- **Written exercise**: Copy down every line where the string "gens" shows up.

- **Exercise material**:
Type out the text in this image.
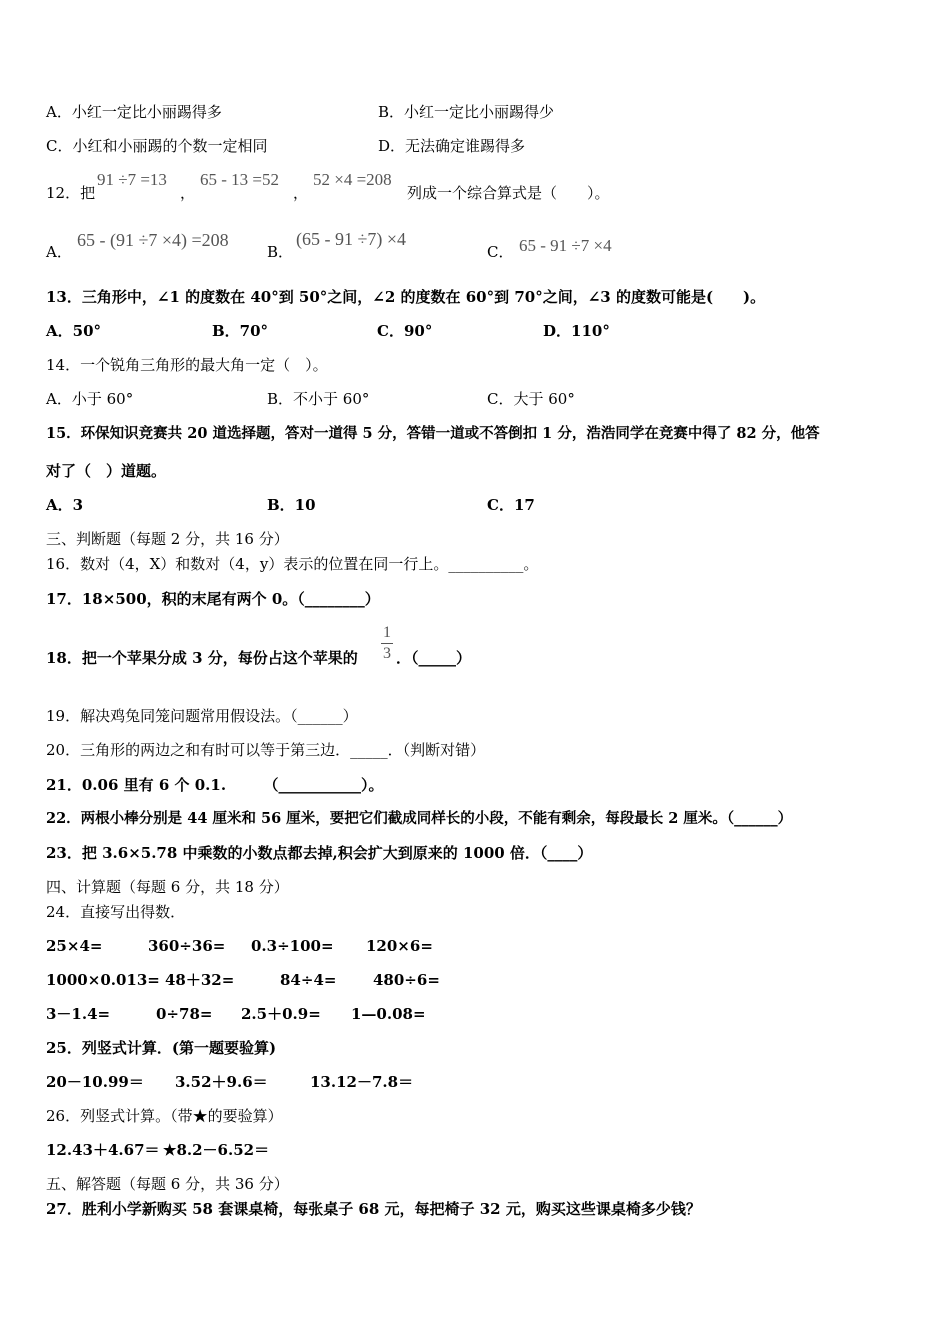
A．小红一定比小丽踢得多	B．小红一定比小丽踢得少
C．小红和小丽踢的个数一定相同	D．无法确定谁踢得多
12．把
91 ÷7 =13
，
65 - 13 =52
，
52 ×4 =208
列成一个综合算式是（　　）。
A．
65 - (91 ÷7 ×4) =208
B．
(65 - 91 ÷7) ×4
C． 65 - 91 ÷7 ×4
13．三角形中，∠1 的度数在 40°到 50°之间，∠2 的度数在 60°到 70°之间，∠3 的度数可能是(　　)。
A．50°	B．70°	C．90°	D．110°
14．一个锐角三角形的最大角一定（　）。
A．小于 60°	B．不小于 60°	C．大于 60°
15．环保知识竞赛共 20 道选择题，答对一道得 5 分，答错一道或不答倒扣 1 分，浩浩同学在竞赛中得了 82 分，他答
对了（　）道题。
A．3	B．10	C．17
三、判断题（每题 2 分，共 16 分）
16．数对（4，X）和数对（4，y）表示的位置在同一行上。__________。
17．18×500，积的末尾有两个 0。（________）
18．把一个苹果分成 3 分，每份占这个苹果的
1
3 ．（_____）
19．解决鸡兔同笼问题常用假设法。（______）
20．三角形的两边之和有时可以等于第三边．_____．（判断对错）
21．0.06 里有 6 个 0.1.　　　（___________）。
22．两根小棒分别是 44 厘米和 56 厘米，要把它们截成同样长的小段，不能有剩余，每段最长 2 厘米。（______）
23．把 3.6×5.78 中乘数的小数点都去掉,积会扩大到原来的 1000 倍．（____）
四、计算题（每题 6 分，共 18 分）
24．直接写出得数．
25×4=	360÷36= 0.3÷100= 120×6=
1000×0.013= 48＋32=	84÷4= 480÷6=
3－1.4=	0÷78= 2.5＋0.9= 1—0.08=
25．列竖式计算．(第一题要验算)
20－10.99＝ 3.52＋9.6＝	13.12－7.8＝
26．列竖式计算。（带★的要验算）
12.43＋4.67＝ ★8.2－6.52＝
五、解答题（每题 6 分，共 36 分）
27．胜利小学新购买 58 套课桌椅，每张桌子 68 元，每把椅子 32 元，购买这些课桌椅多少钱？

* * *

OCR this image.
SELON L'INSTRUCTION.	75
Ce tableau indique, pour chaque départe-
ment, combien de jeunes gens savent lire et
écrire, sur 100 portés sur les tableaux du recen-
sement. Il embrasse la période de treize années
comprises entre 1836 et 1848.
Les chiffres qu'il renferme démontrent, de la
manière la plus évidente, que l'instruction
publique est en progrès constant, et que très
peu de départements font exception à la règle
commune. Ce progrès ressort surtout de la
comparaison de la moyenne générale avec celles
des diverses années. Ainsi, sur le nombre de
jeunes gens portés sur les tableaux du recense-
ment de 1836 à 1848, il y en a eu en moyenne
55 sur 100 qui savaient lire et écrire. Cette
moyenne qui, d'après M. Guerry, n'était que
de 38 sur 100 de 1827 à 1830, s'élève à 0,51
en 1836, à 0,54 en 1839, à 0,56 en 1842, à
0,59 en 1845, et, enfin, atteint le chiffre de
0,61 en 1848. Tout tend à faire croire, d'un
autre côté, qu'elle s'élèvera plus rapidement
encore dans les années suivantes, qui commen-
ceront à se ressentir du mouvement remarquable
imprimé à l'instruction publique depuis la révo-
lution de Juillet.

==

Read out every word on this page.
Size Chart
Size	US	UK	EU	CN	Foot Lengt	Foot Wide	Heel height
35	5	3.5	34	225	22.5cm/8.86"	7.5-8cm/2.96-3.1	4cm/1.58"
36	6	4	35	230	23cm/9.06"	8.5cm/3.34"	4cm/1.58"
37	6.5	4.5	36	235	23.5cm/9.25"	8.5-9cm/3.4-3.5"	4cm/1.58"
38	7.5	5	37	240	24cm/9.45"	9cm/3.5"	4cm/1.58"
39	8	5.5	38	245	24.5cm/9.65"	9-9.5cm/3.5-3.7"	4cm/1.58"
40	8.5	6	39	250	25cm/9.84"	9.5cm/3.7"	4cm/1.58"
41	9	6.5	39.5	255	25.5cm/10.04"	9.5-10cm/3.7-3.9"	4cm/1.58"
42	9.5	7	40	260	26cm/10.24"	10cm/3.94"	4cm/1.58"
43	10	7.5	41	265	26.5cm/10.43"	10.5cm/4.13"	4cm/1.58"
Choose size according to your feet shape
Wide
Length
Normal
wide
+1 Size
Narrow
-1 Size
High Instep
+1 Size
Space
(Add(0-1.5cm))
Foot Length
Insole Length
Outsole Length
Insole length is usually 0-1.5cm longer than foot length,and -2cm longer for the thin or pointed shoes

- **Exercise output**:
ment, combien de jeunes gens savent lire et
jeunes gens portés sur les tableaux du recense-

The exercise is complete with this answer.